(What to work on): What follows is a listing; restate every line of it word for word.

[Data entries]
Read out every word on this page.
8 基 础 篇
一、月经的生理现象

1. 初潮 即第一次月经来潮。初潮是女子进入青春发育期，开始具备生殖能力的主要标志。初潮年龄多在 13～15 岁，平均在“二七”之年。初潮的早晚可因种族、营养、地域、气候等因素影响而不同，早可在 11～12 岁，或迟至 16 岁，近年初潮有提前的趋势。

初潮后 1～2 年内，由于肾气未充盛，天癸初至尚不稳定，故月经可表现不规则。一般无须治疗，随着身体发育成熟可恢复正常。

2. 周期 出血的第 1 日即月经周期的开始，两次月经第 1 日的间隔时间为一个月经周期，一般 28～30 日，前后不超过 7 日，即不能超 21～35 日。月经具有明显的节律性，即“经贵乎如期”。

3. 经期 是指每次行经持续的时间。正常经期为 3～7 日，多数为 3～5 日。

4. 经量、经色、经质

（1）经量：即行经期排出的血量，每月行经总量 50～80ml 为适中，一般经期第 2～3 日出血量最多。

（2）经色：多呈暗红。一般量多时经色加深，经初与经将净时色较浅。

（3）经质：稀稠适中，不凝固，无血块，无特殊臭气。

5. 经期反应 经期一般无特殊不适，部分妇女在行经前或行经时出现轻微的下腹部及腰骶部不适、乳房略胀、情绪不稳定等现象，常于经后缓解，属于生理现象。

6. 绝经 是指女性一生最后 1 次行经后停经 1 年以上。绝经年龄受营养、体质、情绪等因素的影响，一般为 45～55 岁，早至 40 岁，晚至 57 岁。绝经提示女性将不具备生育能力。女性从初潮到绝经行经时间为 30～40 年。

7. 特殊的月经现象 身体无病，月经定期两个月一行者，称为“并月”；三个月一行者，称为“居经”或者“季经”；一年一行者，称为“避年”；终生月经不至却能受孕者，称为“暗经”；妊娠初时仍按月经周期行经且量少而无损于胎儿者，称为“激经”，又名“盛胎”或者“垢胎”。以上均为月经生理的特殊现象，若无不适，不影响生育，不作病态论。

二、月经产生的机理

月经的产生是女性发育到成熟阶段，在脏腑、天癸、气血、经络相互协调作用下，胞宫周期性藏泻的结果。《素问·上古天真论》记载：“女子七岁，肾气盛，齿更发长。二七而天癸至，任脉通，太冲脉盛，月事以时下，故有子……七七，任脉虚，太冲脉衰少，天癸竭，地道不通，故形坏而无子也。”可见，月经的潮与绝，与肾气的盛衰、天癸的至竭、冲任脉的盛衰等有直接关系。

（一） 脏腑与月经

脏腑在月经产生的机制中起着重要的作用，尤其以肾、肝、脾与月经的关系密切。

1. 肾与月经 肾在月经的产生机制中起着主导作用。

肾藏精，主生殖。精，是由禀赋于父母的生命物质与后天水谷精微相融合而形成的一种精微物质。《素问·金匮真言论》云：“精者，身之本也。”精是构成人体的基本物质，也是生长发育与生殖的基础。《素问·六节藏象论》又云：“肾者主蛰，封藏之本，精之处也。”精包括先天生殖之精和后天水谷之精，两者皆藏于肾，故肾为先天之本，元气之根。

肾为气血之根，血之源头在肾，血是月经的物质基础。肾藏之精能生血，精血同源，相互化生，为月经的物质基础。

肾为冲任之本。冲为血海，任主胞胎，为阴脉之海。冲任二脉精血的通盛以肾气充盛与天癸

(Task answer):
Read out every word on this page.
8 基 础 篇
一、月经的生理现象

1. 初潮 即第一次月经来潮。初潮是女子进入青春发育期，开始具备生殖能力的主要标志。初潮年龄多在 13～15 岁，平均在“二七”之年。初潮的早晚可因种族、营养、地域、气候等因素影响而不同，早可在 11～12 岁，或迟至 16 岁，近年初潮有提前的趋势。

初潮后 1～2 年内，由于肾气未充盛，天癸初至尚不稳定，故月经可表现不规则。一般无须治疗，随着身体发育成熟可恢复正常。

2. 周期 出血的第 1 日即月经周期的开始，两次月经第 1 日的间隔时间为一个月经周期，一般 28～30 日，前后不超过 7 日，即不能超 21～35 日。月经具有明显的节律性，即“经贵乎如期”。

3. 经期 是指每次行经持续的时间。正常经期为 3～7 日，多数为 3～5 日。

4. 经量、经色、经质

（1）经量：即行经期排出的血量，每月行经总量 50～80ml 为适中，一般经期第 2～3 日出血量最多。

（2）经色：多呈暗红。一般量多时经色加深，经初与经将净时色较浅。

（3）经质：稀稠适中，不凝固，无血块，无特殊臭气。

5. 经期反应 经期一般无特殊不适，部分妇女在行经前或行经时出现轻微的下腹部及腰骶部不适、乳房略胀、情绪不稳定等现象，常于经后缓解，属于生理现象。

6. 绝经 是指女性一生最后 1 次行经后停经 1 年以上。绝经年龄受营养、体质、情绪等因素的影响，一般为 45～55 岁，早至 40 岁，晚至 57 岁。绝经提示女性将不具备生育能力。女性从初潮到绝经行经时间为 30～40 年。

7. 特殊的月经现象 身体无病，月经定期两个月一行者，称为“并月”；三个月一行者，称为“居经”或者“季经”；一年一行者，称为“避年”；终生月经不至却能受孕者，称为“暗经”；妊娠初时仍按月经周期行经且量少而无损于胎儿者，称为“激经”，又名“盛胎”或者“垢胎”。以上均为月经生理的特殊现象，若无不适，不影响生育，不作病态论。

二、月经产生的机理

月经的产生是女性发育到成熟阶段，在脏腑、天癸、气血、经络相互协调作用下，胞宫周期性藏泻的结果。《素问·上古天真论》记载：“女子七岁，肾气盛，齿更发长。二七而天癸至，任脉通，太冲脉盛，月事以时下，故有子……七七，任脉虚，太冲脉衰少，天癸竭，地道不通，故形坏而无子也。”可见，月经的潮与绝，与肾气的盛衰、天癸的至竭、冲任脉的盛衰等有直接关系。

（一） 脏腑与月经

脏腑在月经产生的机制中起着重要的作用，尤其以肾、肝、脾与月经的关系密切。

1. 肾与月经 肾在月经的产生机制中起着主导作用。

肾藏精，主生殖。精，是由禀赋于父母的生命物质与后天水谷精微相融合而形成的一种精微物质。《素问·金匮真言论》云：“精者，身之本也。”精是构成人体的基本物质，也是生长发育与生殖的基础。《素问·六节藏象论》又云：“肾者主蛰，封藏之本，精之处也。”精包括先天生殖之精和后天水谷之精，两者皆藏于肾，故肾为先天之本，元气之根。

肾为气血之根，血之源头在肾，血是月经的物质基础。肾藏之精能生血，精血同源，相互化生，为月经的物质基础。

肾为冲任之本。冲为血海，任主胞胎，为阴脉之海。冲任二脉精血的通盛以肾气充盛与天癸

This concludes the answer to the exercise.